Collected data entries:
· · ·
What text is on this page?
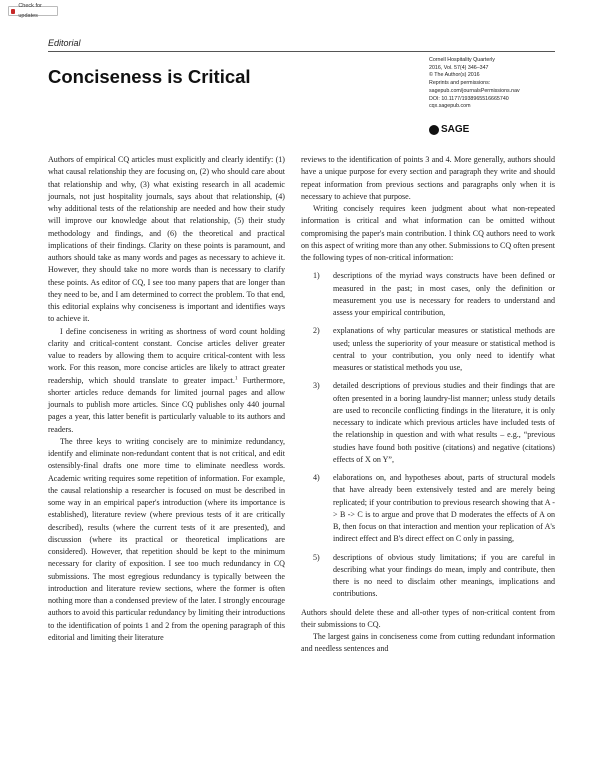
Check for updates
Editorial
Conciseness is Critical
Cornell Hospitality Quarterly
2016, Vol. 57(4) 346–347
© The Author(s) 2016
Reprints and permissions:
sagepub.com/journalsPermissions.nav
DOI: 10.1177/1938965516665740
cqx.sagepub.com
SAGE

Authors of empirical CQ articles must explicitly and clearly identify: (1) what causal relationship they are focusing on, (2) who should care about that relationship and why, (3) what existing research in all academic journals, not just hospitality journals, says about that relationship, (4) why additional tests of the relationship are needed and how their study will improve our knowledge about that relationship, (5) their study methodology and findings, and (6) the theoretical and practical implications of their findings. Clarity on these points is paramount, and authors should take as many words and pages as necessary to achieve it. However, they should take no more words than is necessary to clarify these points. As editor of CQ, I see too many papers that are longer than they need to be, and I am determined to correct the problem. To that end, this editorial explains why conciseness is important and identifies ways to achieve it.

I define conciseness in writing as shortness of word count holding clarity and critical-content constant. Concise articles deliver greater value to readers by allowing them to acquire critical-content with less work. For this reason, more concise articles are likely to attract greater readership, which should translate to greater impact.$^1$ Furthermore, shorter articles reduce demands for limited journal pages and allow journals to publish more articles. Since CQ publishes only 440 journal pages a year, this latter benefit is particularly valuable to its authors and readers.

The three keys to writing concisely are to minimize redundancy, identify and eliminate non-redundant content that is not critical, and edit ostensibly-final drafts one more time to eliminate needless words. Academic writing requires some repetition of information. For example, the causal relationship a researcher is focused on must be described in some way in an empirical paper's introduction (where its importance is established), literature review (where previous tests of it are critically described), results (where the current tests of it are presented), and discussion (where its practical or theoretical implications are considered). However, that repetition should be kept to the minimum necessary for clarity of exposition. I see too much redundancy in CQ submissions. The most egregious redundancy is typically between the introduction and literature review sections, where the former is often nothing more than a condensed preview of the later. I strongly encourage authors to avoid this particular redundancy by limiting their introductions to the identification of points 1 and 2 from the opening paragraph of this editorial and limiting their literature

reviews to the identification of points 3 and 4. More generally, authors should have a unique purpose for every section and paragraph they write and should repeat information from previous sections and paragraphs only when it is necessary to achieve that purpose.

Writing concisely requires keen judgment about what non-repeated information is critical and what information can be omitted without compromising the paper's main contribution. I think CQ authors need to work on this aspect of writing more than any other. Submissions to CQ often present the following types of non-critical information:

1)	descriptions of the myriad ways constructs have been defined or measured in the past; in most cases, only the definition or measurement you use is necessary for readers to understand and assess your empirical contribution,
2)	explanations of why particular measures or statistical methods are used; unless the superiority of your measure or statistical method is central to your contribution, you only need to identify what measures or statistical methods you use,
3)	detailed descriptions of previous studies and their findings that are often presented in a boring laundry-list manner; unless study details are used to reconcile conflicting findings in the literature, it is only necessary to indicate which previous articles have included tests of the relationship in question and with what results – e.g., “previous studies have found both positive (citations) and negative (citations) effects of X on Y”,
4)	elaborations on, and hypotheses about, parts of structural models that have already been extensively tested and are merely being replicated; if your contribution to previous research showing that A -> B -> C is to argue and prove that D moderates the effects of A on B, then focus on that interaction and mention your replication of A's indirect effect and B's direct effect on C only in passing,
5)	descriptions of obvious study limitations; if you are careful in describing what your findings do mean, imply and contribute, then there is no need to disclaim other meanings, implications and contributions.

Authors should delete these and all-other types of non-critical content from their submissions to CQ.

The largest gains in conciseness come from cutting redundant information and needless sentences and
· · ·
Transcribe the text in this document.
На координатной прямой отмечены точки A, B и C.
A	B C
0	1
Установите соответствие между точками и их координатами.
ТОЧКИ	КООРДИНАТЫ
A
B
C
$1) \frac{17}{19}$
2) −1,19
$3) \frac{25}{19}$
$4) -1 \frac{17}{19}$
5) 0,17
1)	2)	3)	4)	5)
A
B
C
· · ·
#### REQUIREMENT:
Every line that holds the string "text" should be returned.

#### OUTPUT FOR THIS EXERCISE:
What text is on this page?
Transcribe the text in this document.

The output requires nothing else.